- **EXERCISE BRIEF**:
Filter the data below for the string "Diferenciály" and copy each matching line.

Saved entries:
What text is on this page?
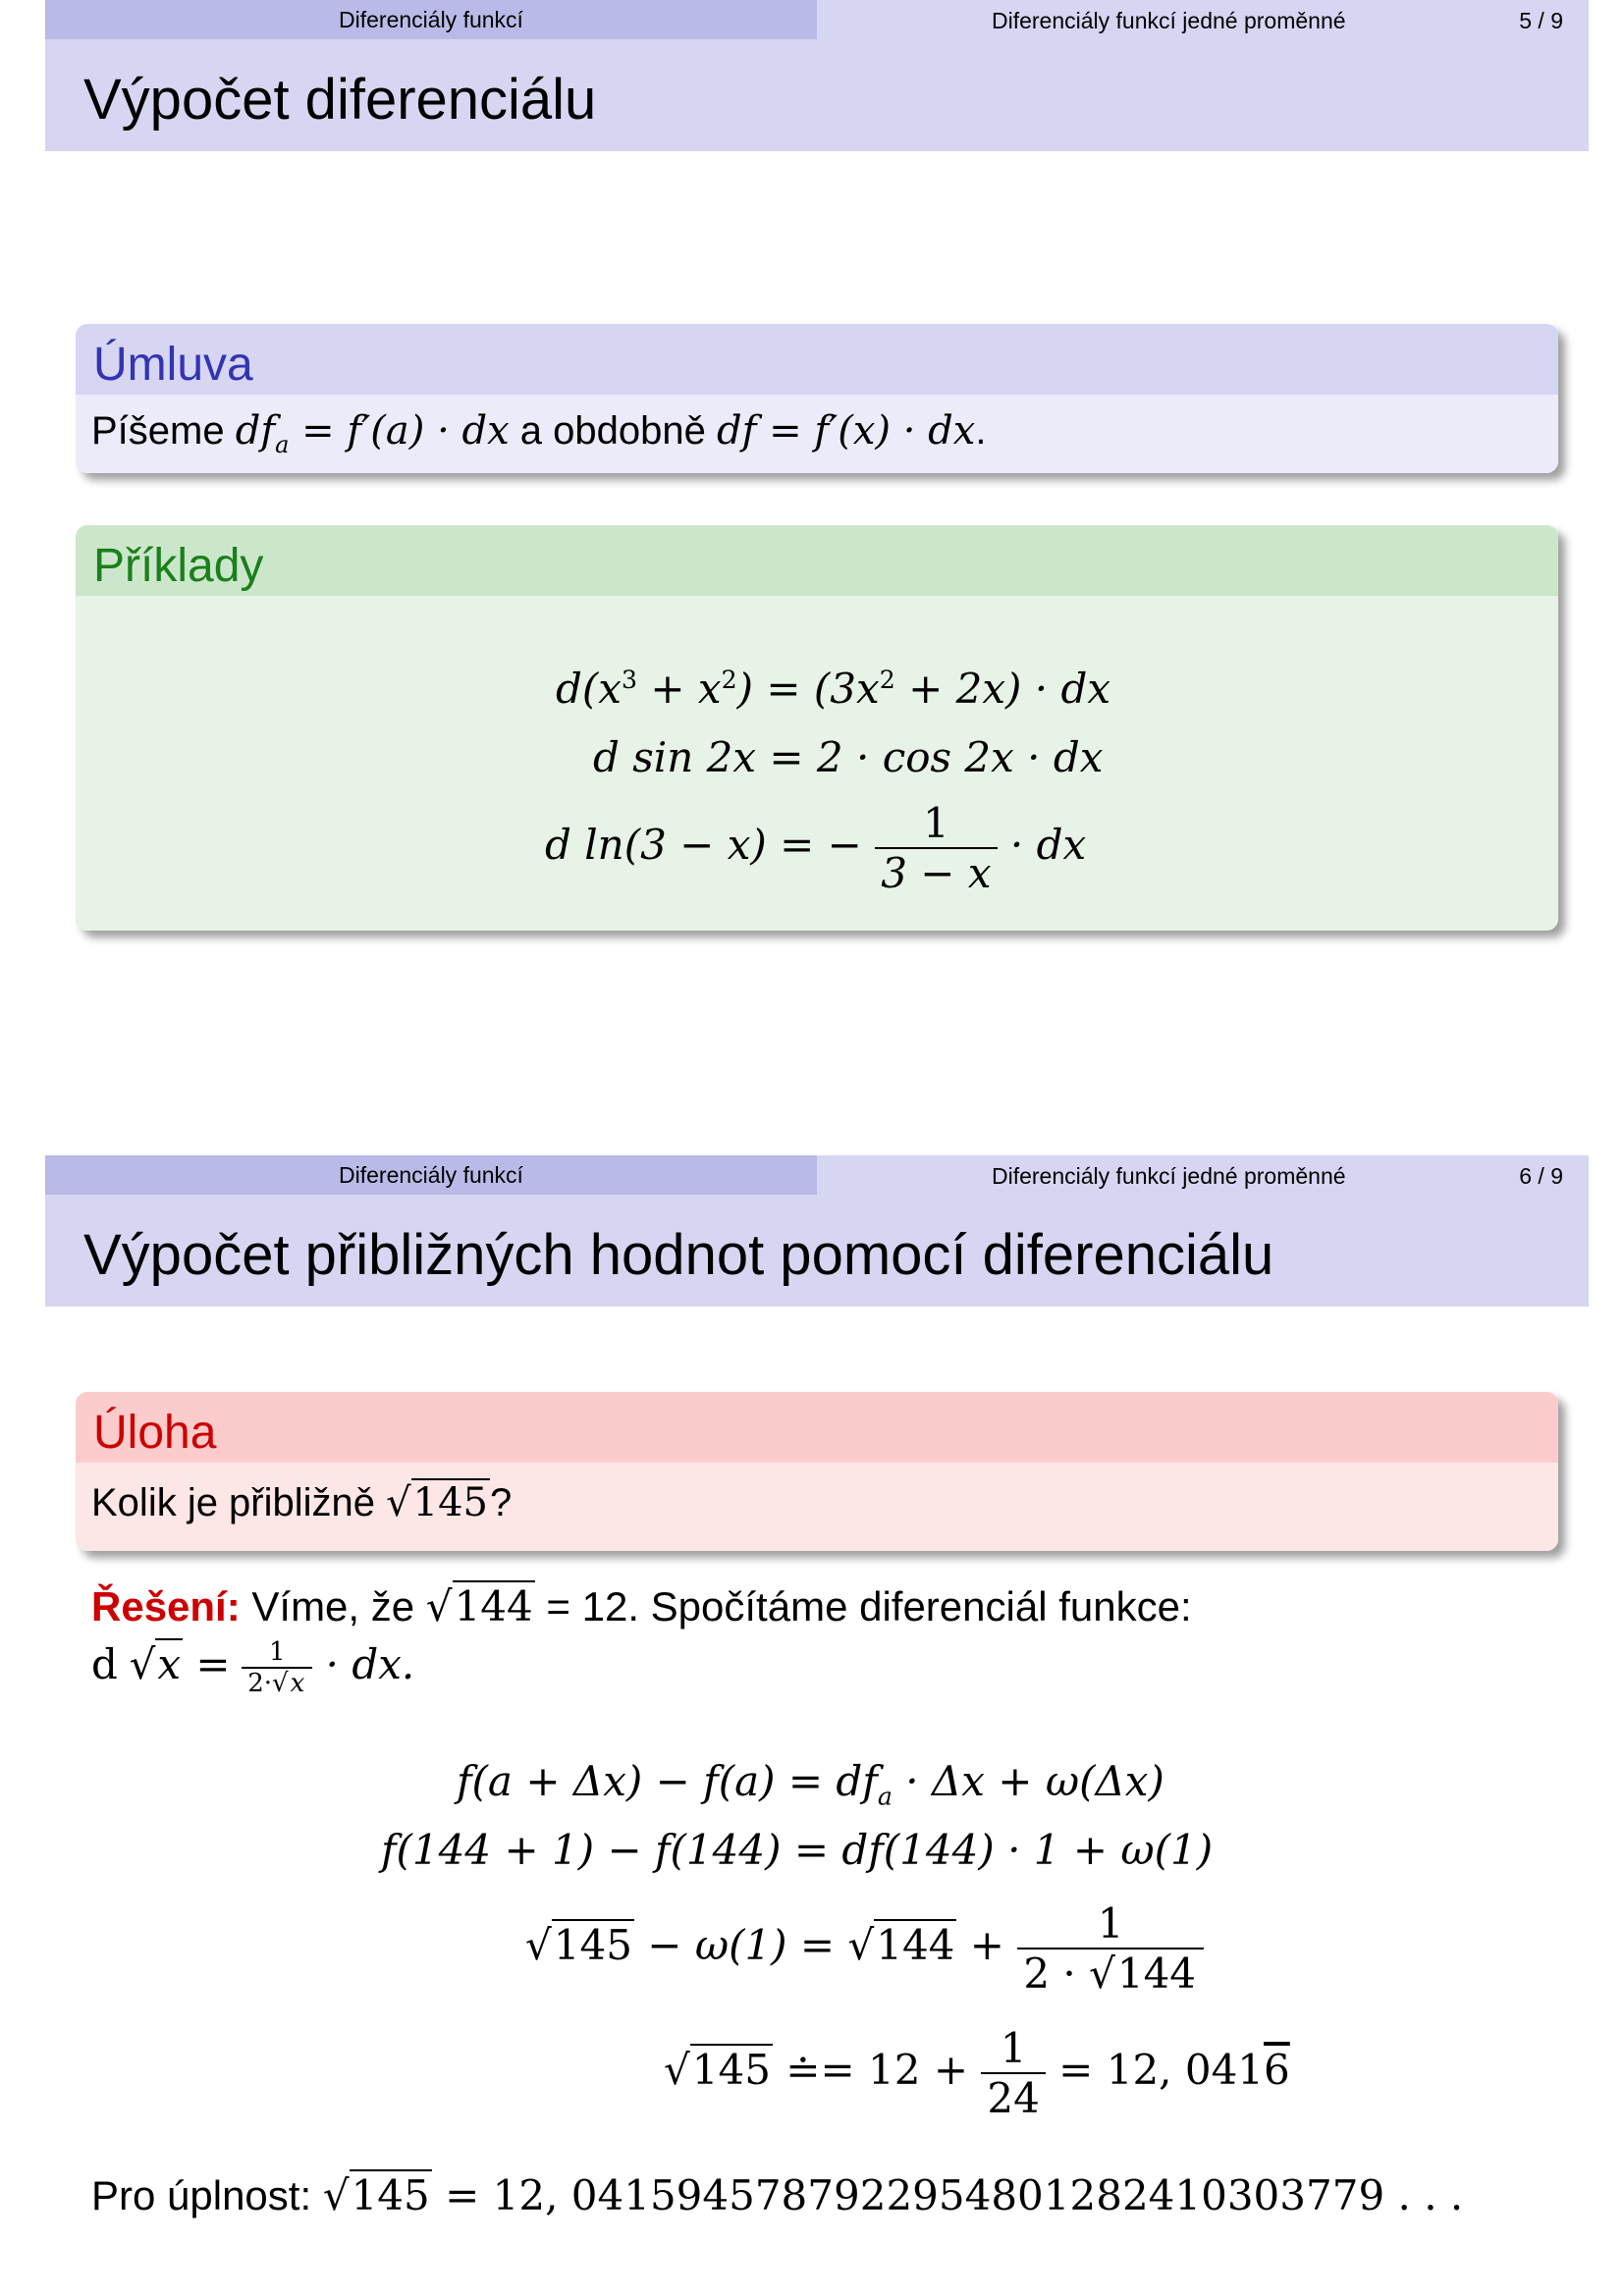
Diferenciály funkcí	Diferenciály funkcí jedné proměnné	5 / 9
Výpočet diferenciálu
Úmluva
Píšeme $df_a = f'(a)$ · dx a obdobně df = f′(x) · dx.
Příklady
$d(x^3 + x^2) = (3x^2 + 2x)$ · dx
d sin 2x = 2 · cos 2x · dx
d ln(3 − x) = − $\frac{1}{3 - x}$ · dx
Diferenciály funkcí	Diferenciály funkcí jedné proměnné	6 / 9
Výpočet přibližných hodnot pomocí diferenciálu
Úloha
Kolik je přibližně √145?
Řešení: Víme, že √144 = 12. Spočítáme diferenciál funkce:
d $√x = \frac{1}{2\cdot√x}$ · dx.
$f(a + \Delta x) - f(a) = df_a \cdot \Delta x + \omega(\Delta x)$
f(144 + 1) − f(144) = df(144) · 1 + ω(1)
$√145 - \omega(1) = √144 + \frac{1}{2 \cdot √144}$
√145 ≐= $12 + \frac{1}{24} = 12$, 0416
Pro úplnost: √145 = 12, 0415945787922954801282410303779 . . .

- **SOLUTION TO THIS TASK**:
Diferenciály funkcí	Diferenciály funkcí jedné proměnné	5 / 9
Diferenciály funkcí	Diferenciály funkcí jedné proměnné	6 / 9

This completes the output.